## Exercise details
Look through the records below, and copy out every line that holds the string "Answer".

[begin Task input]

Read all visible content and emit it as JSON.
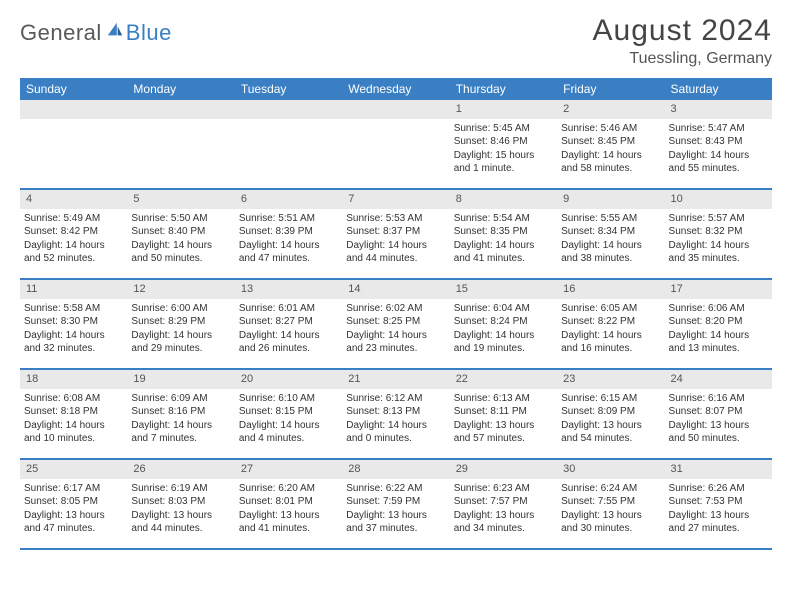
{
  "brand": {
    "part1": "General",
    "part2": "Blue"
  },
  "title": "August 2024",
  "location": "Tuessling, Germany",
  "colors": {
    "header_bg": "#3a7fc4",
    "num_bar_bg": "#e9e9e9",
    "text": "#333333",
    "brand_gray": "#58595b",
    "brand_blue": "#3a7fc4",
    "page_bg": "#ffffff"
  },
  "typography": {
    "title_fontsize": 30,
    "location_fontsize": 16,
    "header_fontsize": 12,
    "body_fontsize": 10
  },
  "weekdays": [
    "Sunday",
    "Monday",
    "Tuesday",
    "Wednesday",
    "Thursday",
    "Friday",
    "Saturday"
  ],
  "weeks": [
    [
      {
        "blank": true
      },
      {
        "blank": true
      },
      {
        "blank": true
      },
      {
        "blank": true
      },
      {
        "num": "1",
        "sunrise": "Sunrise: 5:45 AM",
        "sunset": "Sunset: 8:46 PM",
        "daylight": "Daylight: 15 hours and 1 minute."
      },
      {
        "num": "2",
        "sunrise": "Sunrise: 5:46 AM",
        "sunset": "Sunset: 8:45 PM",
        "daylight": "Daylight: 14 hours and 58 minutes."
      },
      {
        "num": "3",
        "sunrise": "Sunrise: 5:47 AM",
        "sunset": "Sunset: 8:43 PM",
        "daylight": "Daylight: 14 hours and 55 minutes."
      }
    ],
    [
      {
        "num": "4",
        "sunrise": "Sunrise: 5:49 AM",
        "sunset": "Sunset: 8:42 PM",
        "daylight": "Daylight: 14 hours and 52 minutes."
      },
      {
        "num": "5",
        "sunrise": "Sunrise: 5:50 AM",
        "sunset": "Sunset: 8:40 PM",
        "daylight": "Daylight: 14 hours and 50 minutes."
      },
      {
        "num": "6",
        "sunrise": "Sunrise: 5:51 AM",
        "sunset": "Sunset: 8:39 PM",
        "daylight": "Daylight: 14 hours and 47 minutes."
      },
      {
        "num": "7",
        "sunrise": "Sunrise: 5:53 AM",
        "sunset": "Sunset: 8:37 PM",
        "daylight": "Daylight: 14 hours and 44 minutes."
      },
      {
        "num": "8",
        "sunrise": "Sunrise: 5:54 AM",
        "sunset": "Sunset: 8:35 PM",
        "daylight": "Daylight: 14 hours and 41 minutes."
      },
      {
        "num": "9",
        "sunrise": "Sunrise: 5:55 AM",
        "sunset": "Sunset: 8:34 PM",
        "daylight": "Daylight: 14 hours and 38 minutes."
      },
      {
        "num": "10",
        "sunrise": "Sunrise: 5:57 AM",
        "sunset": "Sunset: 8:32 PM",
        "daylight": "Daylight: 14 hours and 35 minutes."
      }
    ],
    [
      {
        "num": "11",
        "sunrise": "Sunrise: 5:58 AM",
        "sunset": "Sunset: 8:30 PM",
        "daylight": "Daylight: 14 hours and 32 minutes."
      },
      {
        "num": "12",
        "sunrise": "Sunrise: 6:00 AM",
        "sunset": "Sunset: 8:29 PM",
        "daylight": "Daylight: 14 hours and 29 minutes."
      },
      {
        "num": "13",
        "sunrise": "Sunrise: 6:01 AM",
        "sunset": "Sunset: 8:27 PM",
        "daylight": "Daylight: 14 hours and 26 minutes."
      },
      {
        "num": "14",
        "sunrise": "Sunrise: 6:02 AM",
        "sunset": "Sunset: 8:25 PM",
        "daylight": "Daylight: 14 hours and 23 minutes."
      },
      {
        "num": "15",
        "sunrise": "Sunrise: 6:04 AM",
        "sunset": "Sunset: 8:24 PM",
        "daylight": "Daylight: 14 hours and 19 minutes."
      },
      {
        "num": "16",
        "sunrise": "Sunrise: 6:05 AM",
        "sunset": "Sunset: 8:22 PM",
        "daylight": "Daylight: 14 hours and 16 minutes."
      },
      {
        "num": "17",
        "sunrise": "Sunrise: 6:06 AM",
        "sunset": "Sunset: 8:20 PM",
        "daylight": "Daylight: 14 hours and 13 minutes."
      }
    ],
    [
      {
        "num": "18",
        "sunrise": "Sunrise: 6:08 AM",
        "sunset": "Sunset: 8:18 PM",
        "daylight": "Daylight: 14 hours and 10 minutes."
      },
      {
        "num": "19",
        "sunrise": "Sunrise: 6:09 AM",
        "sunset": "Sunset: 8:16 PM",
        "daylight": "Daylight: 14 hours and 7 minutes."
      },
      {
        "num": "20",
        "sunrise": "Sunrise: 6:10 AM",
        "sunset": "Sunset: 8:15 PM",
        "daylight": "Daylight: 14 hours and 4 minutes."
      },
      {
        "num": "21",
        "sunrise": "Sunrise: 6:12 AM",
        "sunset": "Sunset: 8:13 PM",
        "daylight": "Daylight: 14 hours and 0 minutes."
      },
      {
        "num": "22",
        "sunrise": "Sunrise: 6:13 AM",
        "sunset": "Sunset: 8:11 PM",
        "daylight": "Daylight: 13 hours and 57 minutes."
      },
      {
        "num": "23",
        "sunrise": "Sunrise: 6:15 AM",
        "sunset": "Sunset: 8:09 PM",
        "daylight": "Daylight: 13 hours and 54 minutes."
      },
      {
        "num": "24",
        "sunrise": "Sunrise: 6:16 AM",
        "sunset": "Sunset: 8:07 PM",
        "daylight": "Daylight: 13 hours and 50 minutes."
      }
    ],
    [
      {
        "num": "25",
        "sunrise": "Sunrise: 6:17 AM",
        "sunset": "Sunset: 8:05 PM",
        "daylight": "Daylight: 13 hours and 47 minutes."
      },
      {
        "num": "26",
        "sunrise": "Sunrise: 6:19 AM",
        "sunset": "Sunset: 8:03 PM",
        "daylight": "Daylight: 13 hours and 44 minutes."
      },
      {
        "num": "27",
        "sunrise": "Sunrise: 6:20 AM",
        "sunset": "Sunset: 8:01 PM",
        "daylight": "Daylight: 13 hours and 41 minutes."
      },
      {
        "num": "28",
        "sunrise": "Sunrise: 6:22 AM",
        "sunset": "Sunset: 7:59 PM",
        "daylight": "Daylight: 13 hours and 37 minutes."
      },
      {
        "num": "29",
        "sunrise": "Sunrise: 6:23 AM",
        "sunset": "Sunset: 7:57 PM",
        "daylight": "Daylight: 13 hours and 34 minutes."
      },
      {
        "num": "30",
        "sunrise": "Sunrise: 6:24 AM",
        "sunset": "Sunset: 7:55 PM",
        "daylight": "Daylight: 13 hours and 30 minutes."
      },
      {
        "num": "31",
        "sunrise": "Sunrise: 6:26 AM",
        "sunset": "Sunset: 7:53 PM",
        "daylight": "Daylight: 13 hours and 27 minutes."
      }
    ]
  ]
}
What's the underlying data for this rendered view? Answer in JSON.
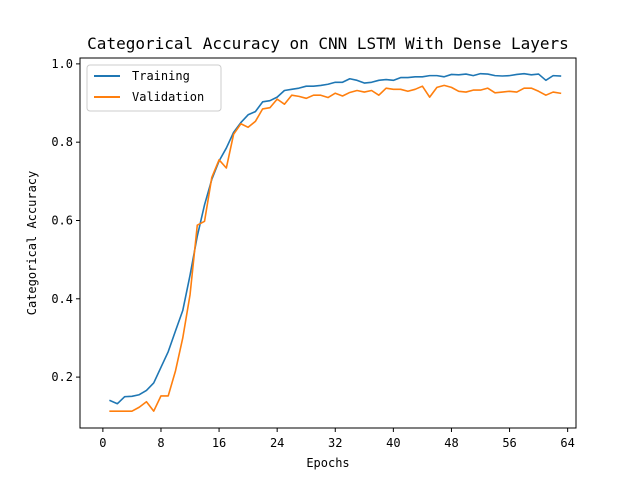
{
  "chart_data": {
    "type": "line",
    "title": "Categorical Accuracy on CNN LSTM With Dense Layers",
    "xlabel": "Epochs",
    "ylabel": "Categorical Accuracy",
    "xlim": [
      -3.15,
      65.15
    ],
    "ylim": [
      0.07,
      1.015
    ],
    "xticks": [
      0,
      8,
      16,
      24,
      32,
      40,
      48,
      56,
      64
    ],
    "xtick_labels": [
      "0",
      "8",
      "16",
      "24",
      "32",
      "40",
      "48",
      "56",
      "64"
    ],
    "yticks": [
      0.2,
      0.4,
      0.6,
      0.8,
      1.0
    ],
    "ytick_labels": [
      "0.2",
      "0.4",
      "0.6",
      "0.8",
      "1.0"
    ],
    "grid": false,
    "legend_position": "upper-left",
    "x": [
      1,
      2,
      3,
      4,
      5,
      6,
      7,
      8,
      9,
      10,
      11,
      12,
      13,
      14,
      15,
      16,
      17,
      18,
      19,
      20,
      21,
      22,
      23,
      24,
      25,
      26,
      27,
      28,
      29,
      30,
      31,
      32,
      33,
      34,
      35,
      36,
      37,
      38,
      39,
      40,
      41,
      42,
      43,
      44,
      45,
      46,
      47,
      48,
      49,
      50,
      51,
      52,
      53,
      54,
      55,
      56,
      57,
      58,
      59,
      60,
      61,
      62,
      63
    ],
    "series": [
      {
        "name": "Training",
        "color": "#1f77b4",
        "values": [
          0.14,
          0.132,
          0.15,
          0.151,
          0.155,
          0.166,
          0.185,
          0.225,
          0.265,
          0.318,
          0.37,
          0.46,
          0.56,
          0.64,
          0.705,
          0.752,
          0.785,
          0.825,
          0.85,
          0.87,
          0.878,
          0.903,
          0.906,
          0.915,
          0.932,
          0.935,
          0.938,
          0.943,
          0.943,
          0.945,
          0.948,
          0.953,
          0.953,
          0.962,
          0.958,
          0.951,
          0.953,
          0.958,
          0.96,
          0.958,
          0.965,
          0.965,
          0.967,
          0.967,
          0.97,
          0.97,
          0.967,
          0.973,
          0.972,
          0.974,
          0.97,
          0.975,
          0.974,
          0.97,
          0.969,
          0.97,
          0.973,
          0.975,
          0.972,
          0.974,
          0.958,
          0.97,
          0.969
        ]
      },
      {
        "name": "Validation",
        "color": "#ff7f0e",
        "values": [
          0.113,
          0.113,
          0.113,
          0.113,
          0.123,
          0.137,
          0.113,
          0.152,
          0.152,
          0.216,
          0.3,
          0.41,
          0.588,
          0.598,
          0.71,
          0.755,
          0.734,
          0.82,
          0.847,
          0.838,
          0.853,
          0.885,
          0.888,
          0.91,
          0.897,
          0.92,
          0.917,
          0.912,
          0.92,
          0.92,
          0.914,
          0.925,
          0.918,
          0.927,
          0.932,
          0.928,
          0.932,
          0.92,
          0.938,
          0.935,
          0.935,
          0.93,
          0.935,
          0.943,
          0.915,
          0.94,
          0.945,
          0.94,
          0.93,
          0.928,
          0.933,
          0.933,
          0.938,
          0.926,
          0.928,
          0.93,
          0.928,
          0.938,
          0.938,
          0.93,
          0.92,
          0.928,
          0.925
        ]
      }
    ]
  }
}
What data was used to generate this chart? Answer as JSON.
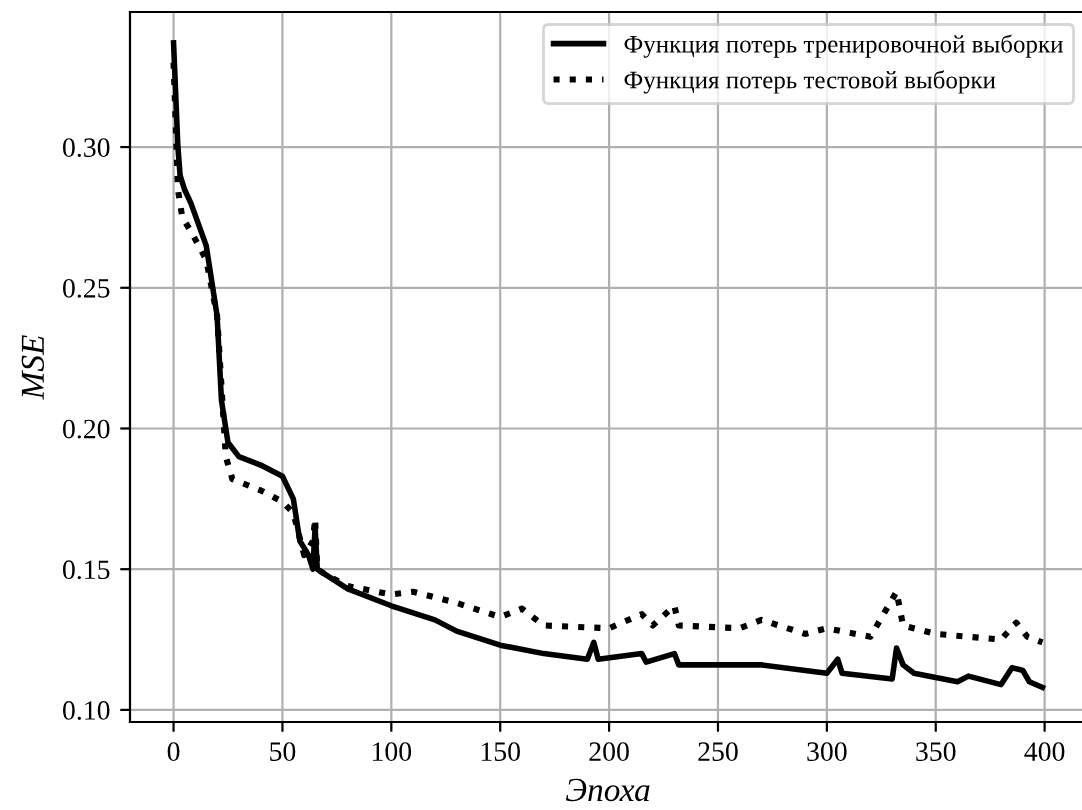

[end Task input]

## Solution to the problem
What's the underlying data for this rendered view? Answer in JSON.
What data was used to generate this chart? Answer as JSON.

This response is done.